* _Short exercise_
Restate the listing that follows word for word, without its pictures.

* _Provided information_
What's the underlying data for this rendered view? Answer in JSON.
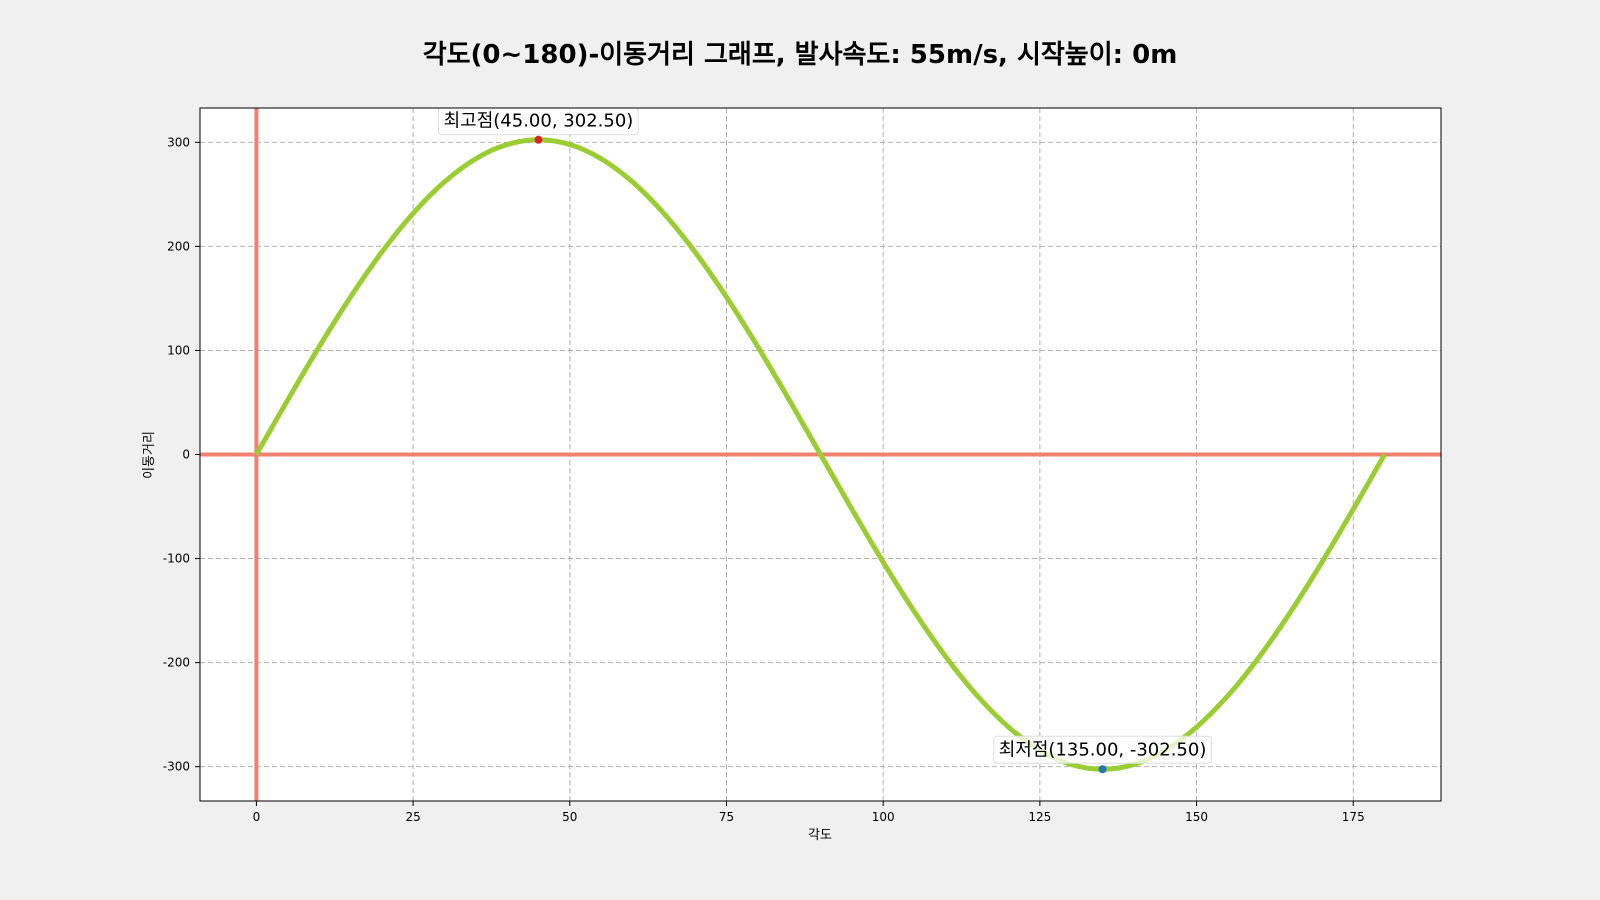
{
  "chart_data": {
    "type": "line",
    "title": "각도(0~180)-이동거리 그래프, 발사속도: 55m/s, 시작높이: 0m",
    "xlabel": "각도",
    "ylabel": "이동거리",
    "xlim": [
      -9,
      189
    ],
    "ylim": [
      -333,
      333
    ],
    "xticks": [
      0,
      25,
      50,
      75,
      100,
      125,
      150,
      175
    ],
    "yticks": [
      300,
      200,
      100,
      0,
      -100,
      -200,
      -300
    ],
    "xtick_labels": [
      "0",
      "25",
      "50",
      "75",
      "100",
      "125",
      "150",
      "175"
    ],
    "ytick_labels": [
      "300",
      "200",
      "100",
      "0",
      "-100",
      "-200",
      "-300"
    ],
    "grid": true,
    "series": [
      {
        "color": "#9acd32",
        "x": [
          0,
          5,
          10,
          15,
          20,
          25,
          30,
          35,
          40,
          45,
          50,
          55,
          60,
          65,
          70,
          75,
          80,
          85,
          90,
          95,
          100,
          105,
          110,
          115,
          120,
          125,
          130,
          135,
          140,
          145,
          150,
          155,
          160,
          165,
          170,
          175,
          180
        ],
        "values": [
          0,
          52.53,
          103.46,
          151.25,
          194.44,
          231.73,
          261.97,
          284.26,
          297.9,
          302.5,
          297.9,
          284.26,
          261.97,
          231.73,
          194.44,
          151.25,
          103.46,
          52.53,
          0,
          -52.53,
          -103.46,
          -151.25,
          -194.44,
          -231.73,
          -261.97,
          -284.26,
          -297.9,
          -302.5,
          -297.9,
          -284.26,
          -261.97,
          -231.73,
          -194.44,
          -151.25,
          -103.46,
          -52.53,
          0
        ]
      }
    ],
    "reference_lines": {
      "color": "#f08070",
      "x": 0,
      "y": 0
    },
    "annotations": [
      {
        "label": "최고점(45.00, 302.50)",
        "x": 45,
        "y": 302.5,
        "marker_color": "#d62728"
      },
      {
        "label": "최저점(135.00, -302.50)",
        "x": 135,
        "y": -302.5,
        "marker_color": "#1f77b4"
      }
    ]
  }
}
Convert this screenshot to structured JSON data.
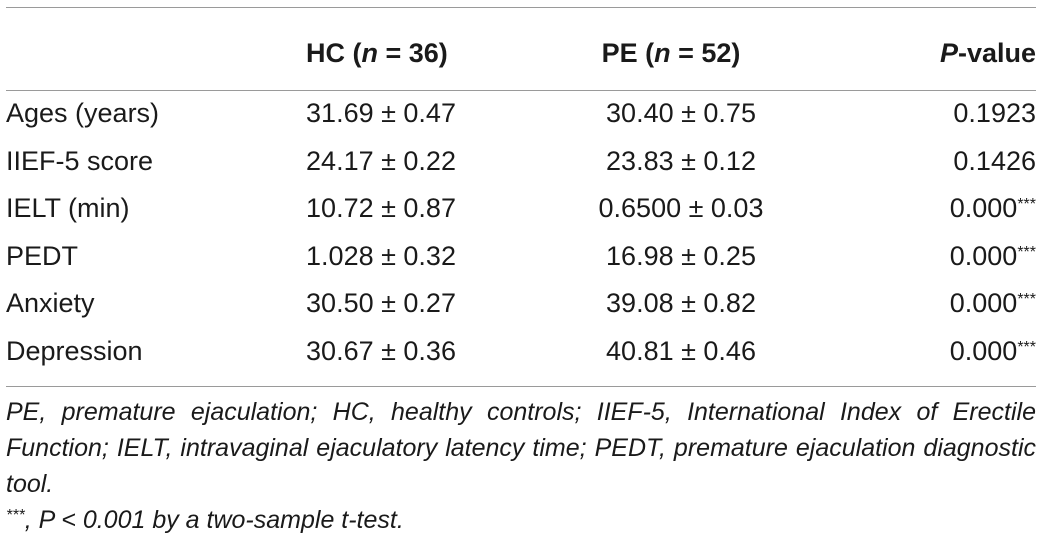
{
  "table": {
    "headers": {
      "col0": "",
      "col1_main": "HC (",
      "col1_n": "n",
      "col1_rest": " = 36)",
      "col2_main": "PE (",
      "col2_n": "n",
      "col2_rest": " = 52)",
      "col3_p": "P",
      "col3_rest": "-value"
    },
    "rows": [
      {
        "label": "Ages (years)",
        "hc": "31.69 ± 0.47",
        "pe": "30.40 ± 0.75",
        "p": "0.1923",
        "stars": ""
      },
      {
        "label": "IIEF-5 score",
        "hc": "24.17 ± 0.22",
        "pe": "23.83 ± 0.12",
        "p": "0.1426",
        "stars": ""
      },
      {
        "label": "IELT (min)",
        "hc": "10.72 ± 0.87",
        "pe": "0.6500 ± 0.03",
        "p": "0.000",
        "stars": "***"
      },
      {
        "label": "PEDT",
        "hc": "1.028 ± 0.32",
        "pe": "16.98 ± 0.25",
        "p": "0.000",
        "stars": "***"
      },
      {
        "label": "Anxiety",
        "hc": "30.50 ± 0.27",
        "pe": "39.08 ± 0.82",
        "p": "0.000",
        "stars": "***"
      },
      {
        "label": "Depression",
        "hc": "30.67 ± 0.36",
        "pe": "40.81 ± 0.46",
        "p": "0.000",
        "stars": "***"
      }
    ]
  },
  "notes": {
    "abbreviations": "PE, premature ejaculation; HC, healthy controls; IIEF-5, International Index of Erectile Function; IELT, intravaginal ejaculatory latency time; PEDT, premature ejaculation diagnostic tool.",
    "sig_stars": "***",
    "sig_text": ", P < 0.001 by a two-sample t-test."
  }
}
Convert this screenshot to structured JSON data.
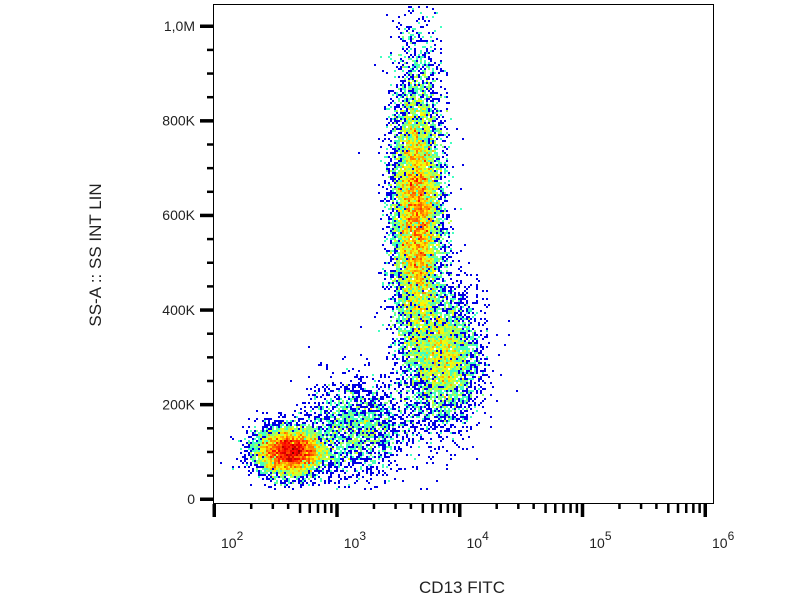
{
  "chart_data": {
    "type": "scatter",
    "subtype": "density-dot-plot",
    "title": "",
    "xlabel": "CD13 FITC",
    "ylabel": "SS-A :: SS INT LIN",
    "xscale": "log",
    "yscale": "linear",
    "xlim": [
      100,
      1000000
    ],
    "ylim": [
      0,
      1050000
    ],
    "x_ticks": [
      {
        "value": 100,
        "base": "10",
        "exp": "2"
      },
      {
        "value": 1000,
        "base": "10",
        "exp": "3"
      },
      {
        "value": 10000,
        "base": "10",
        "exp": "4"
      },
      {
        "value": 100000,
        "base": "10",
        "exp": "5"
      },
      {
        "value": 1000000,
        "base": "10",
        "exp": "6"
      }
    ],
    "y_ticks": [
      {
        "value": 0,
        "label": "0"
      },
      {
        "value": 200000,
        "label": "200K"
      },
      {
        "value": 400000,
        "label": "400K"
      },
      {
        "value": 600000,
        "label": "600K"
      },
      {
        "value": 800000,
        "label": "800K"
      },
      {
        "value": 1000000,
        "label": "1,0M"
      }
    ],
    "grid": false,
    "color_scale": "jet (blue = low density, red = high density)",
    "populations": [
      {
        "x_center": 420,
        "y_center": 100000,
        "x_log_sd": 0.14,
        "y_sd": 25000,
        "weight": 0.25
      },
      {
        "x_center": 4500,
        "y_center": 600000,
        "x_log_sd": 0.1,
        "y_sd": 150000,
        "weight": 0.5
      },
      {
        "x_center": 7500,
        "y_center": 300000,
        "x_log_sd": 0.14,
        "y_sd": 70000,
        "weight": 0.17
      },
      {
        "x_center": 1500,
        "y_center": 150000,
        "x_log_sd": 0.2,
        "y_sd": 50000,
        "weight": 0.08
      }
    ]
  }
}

* _Answer to this exercise_
What's the underlying data for this rendered view? Answer in JSON.
{
  "chart_data": {
    "type": "line",
    "title": "각도(0~180)-이동거리 그래프, 발사속도: 55m/s, 시작높이: 0m",
    "xlabel": "각도",
    "ylabel": "이동거리",
    "xlim": [
      -9,
      189
    ],
    "ylim": [
      -333,
      333
    ],
    "xticks": [
      0,
      25,
      50,
      75,
      100,
      125,
      150,
      175
    ],
    "yticks": [
      300,
      200,
      100,
      0,
      -100,
      -200,
      -300
    ],
    "xtick_labels": [
      "0",
      "25",
      "50",
      "75",
      "100",
      "125",
      "150",
      "175"
    ],
    "ytick_labels": [
      "300",
      "200",
      "100",
      "0",
      "-100",
      "-200",
      "-300"
    ],
    "grid": true,
    "series": [
      {
        "color": "#9acd32",
        "x": [
          0,
          5,
          10,
          15,
          20,
          25,
          30,
          35,
          40,
          45,
          50,
          55,
          60,
          65,
          70,
          75,
          80,
          85,
          90,
          95,
          100,
          105,
          110,
          115,
          120,
          125,
          130,
          135,
          140,
          145,
          150,
          155,
          160,
          165,
          170,
          175,
          180
        ],
        "values": [
          0,
          52.53,
          103.46,
          151.25,
          194.44,
          231.73,
          261.97,
          284.26,
          297.9,
          302.5,
          297.9,
          284.26,
          261.97,
          231.73,
          194.44,
          151.25,
          103.46,
          52.53,
          0,
          -52.53,
          -103.46,
          -151.25,
          -194.44,
          -231.73,
          -261.97,
          -284.26,
          -297.9,
          -302.5,
          -297.9,
          -284.26,
          -261.97,
          -231.73,
          -194.44,
          -151.25,
          -103.46,
          -52.53,
          0
        ]
      }
    ],
    "reference_lines": {
      "color": "#f08070",
      "x": 0,
      "y": 0
    },
    "annotations": [
      {
        "label": "최고점(45.00, 302.50)",
        "x": 45,
        "y": 302.5,
        "marker_color": "#d62728"
      },
      {
        "label": "최저점(135.00, -302.50)",
        "x": 135,
        "y": -302.5,
        "marker_color": "#1f77b4"
      }
    ]
  }
}
Convert this screenshot to structured JSON data.
{
  "table": {
    "headers": {
      "col0": "",
      "col1_main": "HC (",
      "col1_n": "n",
      "col1_rest": " = 36)",
      "col2_main": "PE (",
      "col2_n": "n",
      "col2_rest": " = 52)",
      "col3_p": "P",
      "col3_rest": "-value"
    },
    "rows": [
      {
        "label": "Ages (years)",
        "hc": "31.69 ± 0.47",
        "pe": "30.40 ± 0.75",
        "p": "0.1923",
        "stars": ""
      },
      {
        "label": "IIEF-5 score",
        "hc": "24.17 ± 0.22",
        "pe": "23.83 ± 0.12",
        "p": "0.1426",
        "stars": ""
      },
      {
        "label": "IELT (min)",
        "hc": "10.72 ± 0.87",
        "pe": "0.6500 ± 0.03",
        "p": "0.000",
        "stars": "***"
      },
      {
        "label": "PEDT",
        "hc": "1.028 ± 0.32",
        "pe": "16.98 ± 0.25",
        "p": "0.000",
        "stars": "***"
      },
      {
        "label": "Anxiety",
        "hc": "30.50 ± 0.27",
        "pe": "39.08 ± 0.82",
        "p": "0.000",
        "stars": "***"
      },
      {
        "label": "Depression",
        "hc": "30.67 ± 0.36",
        "pe": "40.81 ± 0.46",
        "p": "0.000",
        "stars": "***"
      }
    ]
  },
  "notes": {
    "abbreviations": "PE, premature ejaculation; HC, healthy controls; IIEF-5, International Index of Erectile Function; IELT, intravaginal ejaculatory latency time; PEDT, premature ejaculation diagnostic tool.",
    "sig_stars": "***",
    "sig_text": ", P < 0.001 by a two-sample t-test."
  }
}
Convert this screenshot to structured JSON data.
{
  "chart_data": {
    "type": "scatter",
    "subtype": "density-dot-plot",
    "title": "",
    "xlabel": "CD13 FITC",
    "ylabel": "SS-A :: SS INT LIN",
    "xscale": "log",
    "yscale": "linear",
    "xlim": [
      100,
      1000000
    ],
    "ylim": [
      0,
      1050000
    ],
    "x_ticks": [
      {
        "value": 100,
        "base": "10",
        "exp": "2"
      },
      {
        "value": 1000,
        "base": "10",
        "exp": "3"
      },
      {
        "value": 10000,
        "base": "10",
        "exp": "4"
      },
      {
        "value": 100000,
        "base": "10",
        "exp": "5"
      },
      {
        "value": 1000000,
        "base": "10",
        "exp": "6"
      }
    ],
    "y_ticks": [
      {
        "value": 0,
        "label": "0"
      },
      {
        "value": 200000,
        "label": "200K"
      },
      {
        "value": 400000,
        "label": "400K"
      },
      {
        "value": 600000,
        "label": "600K"
      },
      {
        "value": 800000,
        "label": "800K"
      },
      {
        "value": 1000000,
        "label": "1,0M"
      }
    ],
    "grid": false,
    "color_scale": "jet (blue = low density, red = high density)",
    "populations": [
      {
        "x_center": 420,
        "y_center": 100000,
        "x_log_sd": 0.14,
        "y_sd": 25000,
        "weight": 0.25
      },
      {
        "x_center": 4500,
        "y_center": 600000,
        "x_log_sd": 0.1,
        "y_sd": 150000,
        "weight": 0.5
      },
      {
        "x_center": 7500,
        "y_center": 300000,
        "x_log_sd": 0.14,
        "y_sd": 70000,
        "weight": 0.17
      },
      {
        "x_center": 1500,
        "y_center": 150000,
        "x_log_sd": 0.2,
        "y_sd": 50000,
        "weight": 0.08
      }
    ]
  }
}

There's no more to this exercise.